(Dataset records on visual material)
## START
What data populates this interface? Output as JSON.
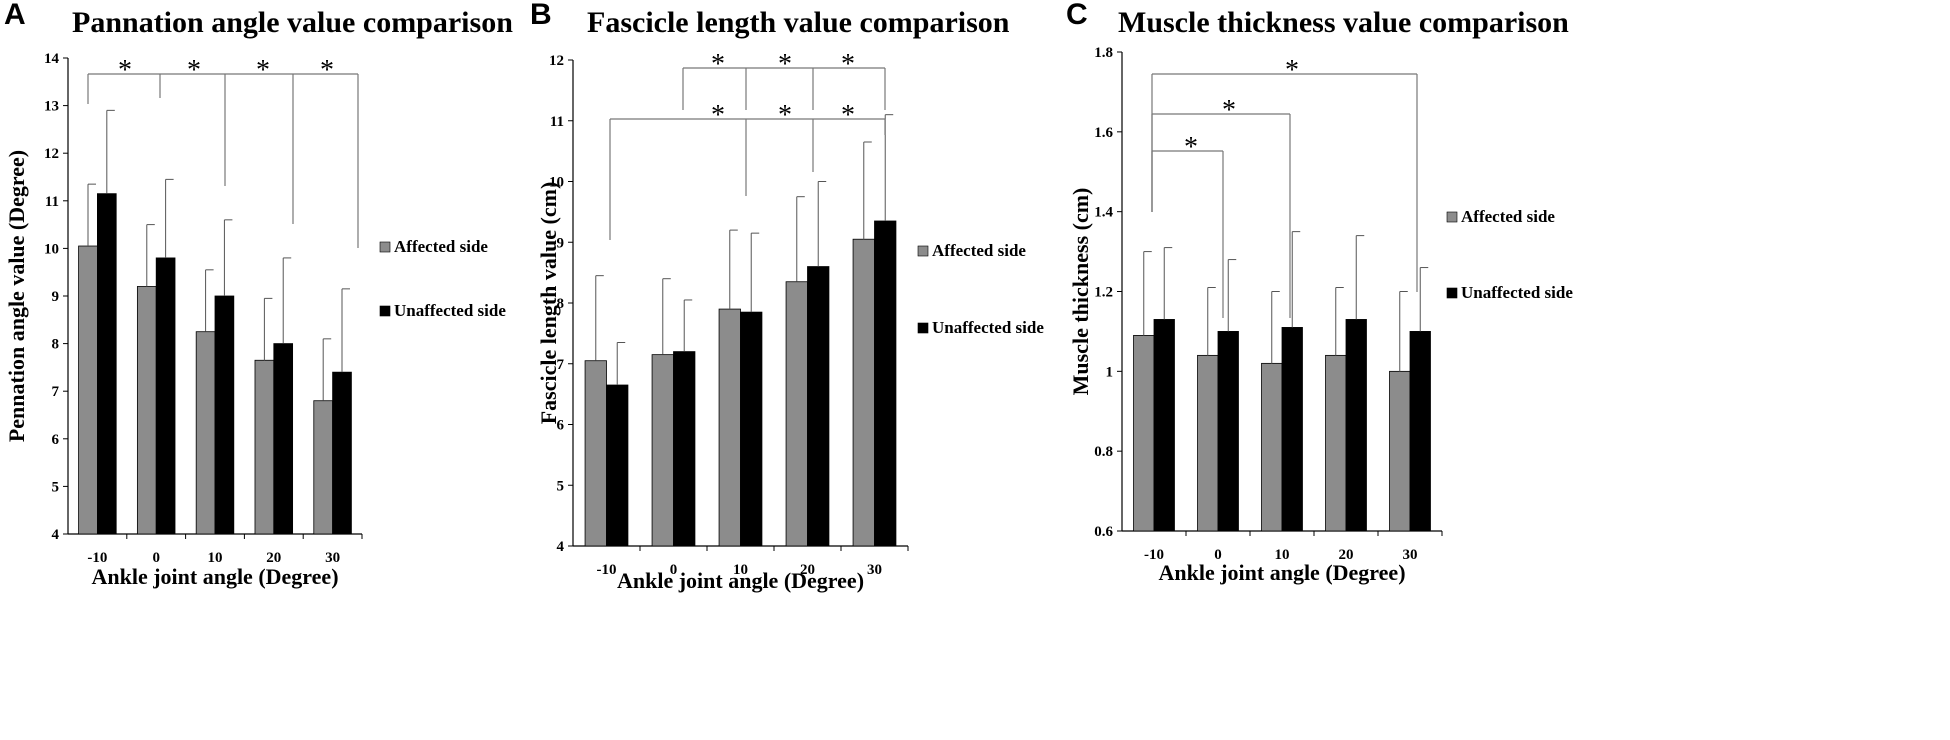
{
  "chart_data": [
    {
      "panel": "A",
      "type": "bar",
      "title": "Pannation angle value comparison",
      "xlabel": "Ankle joint angle (Degree)",
      "ylabel": "Pennation angle value (Degree)",
      "ylim": [
        4,
        14
      ],
      "yticks": [
        "4",
        "5",
        "6",
        "7",
        "8",
        "9",
        "10",
        "11",
        "12",
        "13",
        "14"
      ],
      "categories": [
        "-10",
        "0",
        "10",
        "20",
        "30"
      ],
      "series": [
        {
          "name": "Affected side",
          "color": "#8c8c8c",
          "values": [
            10.05,
            9.2,
            8.25,
            7.65,
            6.8
          ],
          "errors": [
            1.3,
            1.3,
            1.3,
            1.3,
            1.3
          ]
        },
        {
          "name": "Unaffected side",
          "color": "#000000",
          "values": [
            11.15,
            9.8,
            9.0,
            8.0,
            7.4
          ],
          "errors": [
            1.75,
            1.65,
            1.6,
            1.8,
            1.75
          ]
        }
      ],
      "significance": [
        "*",
        "*",
        "*",
        "*"
      ]
    },
    {
      "panel": "B",
      "type": "bar",
      "title": "Fascicle length value comparison",
      "xlabel": "Ankle joint angle (Degree)",
      "ylabel": "Fascicle length value (cm)",
      "ylim": [
        4,
        12
      ],
      "yticks": [
        "4",
        "5",
        "6",
        "7",
        "8",
        "9",
        "10",
        "11",
        "12"
      ],
      "categories": [
        "-10",
        "0",
        "10",
        "20",
        "30"
      ],
      "series": [
        {
          "name": "Affected side",
          "color": "#8c8c8c",
          "values": [
            7.05,
            7.15,
            7.9,
            8.35,
            9.05
          ],
          "errors": [
            1.4,
            1.25,
            1.3,
            1.4,
            1.6
          ]
        },
        {
          "name": "Unaffected side",
          "color": "#000000",
          "values": [
            6.65,
            7.2,
            7.85,
            8.6,
            9.35
          ],
          "errors": [
            0.7,
            0.85,
            1.3,
            1.4,
            1.75
          ]
        }
      ],
      "significance": [
        "*",
        "*",
        "*",
        "*",
        "*",
        "*"
      ]
    },
    {
      "panel": "C",
      "type": "bar",
      "title": "Muscle thickness value comparison",
      "xlabel": "Ankle joint angle (Degree)",
      "ylabel": "Muscle  thickness (cm)",
      "ylim": [
        0.6,
        1.8
      ],
      "yticks": [
        "0.6",
        "0.8",
        "1",
        "1.2",
        "1.4",
        "1.6",
        "1.8"
      ],
      "categories": [
        "-10",
        "0",
        "10",
        "20",
        "30"
      ],
      "series": [
        {
          "name": "Affected side",
          "color": "#8c8c8c",
          "values": [
            1.09,
            1.04,
            1.02,
            1.04,
            1.0
          ],
          "errors": [
            0.21,
            0.17,
            0.18,
            0.17,
            0.2
          ]
        },
        {
          "name": "Unaffected side",
          "color": "#000000",
          "values": [
            1.13,
            1.1,
            1.11,
            1.13,
            1.1
          ],
          "errors": [
            0.18,
            0.18,
            0.24,
            0.21,
            0.16
          ]
        }
      ],
      "significance": [
        "*",
        "*",
        "*"
      ]
    }
  ]
}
## END
Repeat every record precisely. Any picture among them stays out of the copy.

What data populates this interface? Output as JSON.
{
  "chart_data": [
    {
      "panel": "A",
      "type": "bar",
      "title": "Pannation angle value comparison",
      "xlabel": "Ankle joint angle (Degree)",
      "ylabel": "Pennation angle value (Degree)",
      "ylim": [
        4,
        14
      ],
      "yticks": [
        "4",
        "5",
        "6",
        "7",
        "8",
        "9",
        "10",
        "11",
        "12",
        "13",
        "14"
      ],
      "categories": [
        "-10",
        "0",
        "10",
        "20",
        "30"
      ],
      "series": [
        {
          "name": "Affected side",
          "color": "#8c8c8c",
          "values": [
            10.05,
            9.2,
            8.25,
            7.65,
            6.8
          ],
          "errors": [
            1.3,
            1.3,
            1.3,
            1.3,
            1.3
          ]
        },
        {
          "name": "Unaffected side",
          "color": "#000000",
          "values": [
            11.15,
            9.8,
            9.0,
            8.0,
            7.4
          ],
          "errors": [
            1.75,
            1.65,
            1.6,
            1.8,
            1.75
          ]
        }
      ],
      "significance": [
        "*",
        "*",
        "*",
        "*"
      ]
    },
    {
      "panel": "B",
      "type": "bar",
      "title": "Fascicle length value comparison",
      "xlabel": "Ankle joint angle (Degree)",
      "ylabel": "Fascicle length value (cm)",
      "ylim": [
        4,
        12
      ],
      "yticks": [
        "4",
        "5",
        "6",
        "7",
        "8",
        "9",
        "10",
        "11",
        "12"
      ],
      "categories": [
        "-10",
        "0",
        "10",
        "20",
        "30"
      ],
      "series": [
        {
          "name": "Affected side",
          "color": "#8c8c8c",
          "values": [
            7.05,
            7.15,
            7.9,
            8.35,
            9.05
          ],
          "errors": [
            1.4,
            1.25,
            1.3,
            1.4,
            1.6
          ]
        },
        {
          "name": "Unaffected side",
          "color": "#000000",
          "values": [
            6.65,
            7.2,
            7.85,
            8.6,
            9.35
          ],
          "errors": [
            0.7,
            0.85,
            1.3,
            1.4,
            1.75
          ]
        }
      ],
      "significance": [
        "*",
        "*",
        "*",
        "*",
        "*",
        "*"
      ]
    },
    {
      "panel": "C",
      "type": "bar",
      "title": "Muscle thickness value comparison",
      "xlabel": "Ankle joint angle (Degree)",
      "ylabel": "Muscle  thickness (cm)",
      "ylim": [
        0.6,
        1.8
      ],
      "yticks": [
        "0.6",
        "0.8",
        "1",
        "1.2",
        "1.4",
        "1.6",
        "1.8"
      ],
      "categories": [
        "-10",
        "0",
        "10",
        "20",
        "30"
      ],
      "series": [
        {
          "name": "Affected side",
          "color": "#8c8c8c",
          "values": [
            1.09,
            1.04,
            1.02,
            1.04,
            1.0
          ],
          "errors": [
            0.21,
            0.17,
            0.18,
            0.17,
            0.2
          ]
        },
        {
          "name": "Unaffected side",
          "color": "#000000",
          "values": [
            1.13,
            1.1,
            1.11,
            1.13,
            1.1
          ],
          "errors": [
            0.18,
            0.18,
            0.24,
            0.21,
            0.16
          ]
        }
      ],
      "significance": [
        "*",
        "*",
        "*"
      ]
    }
  ]
}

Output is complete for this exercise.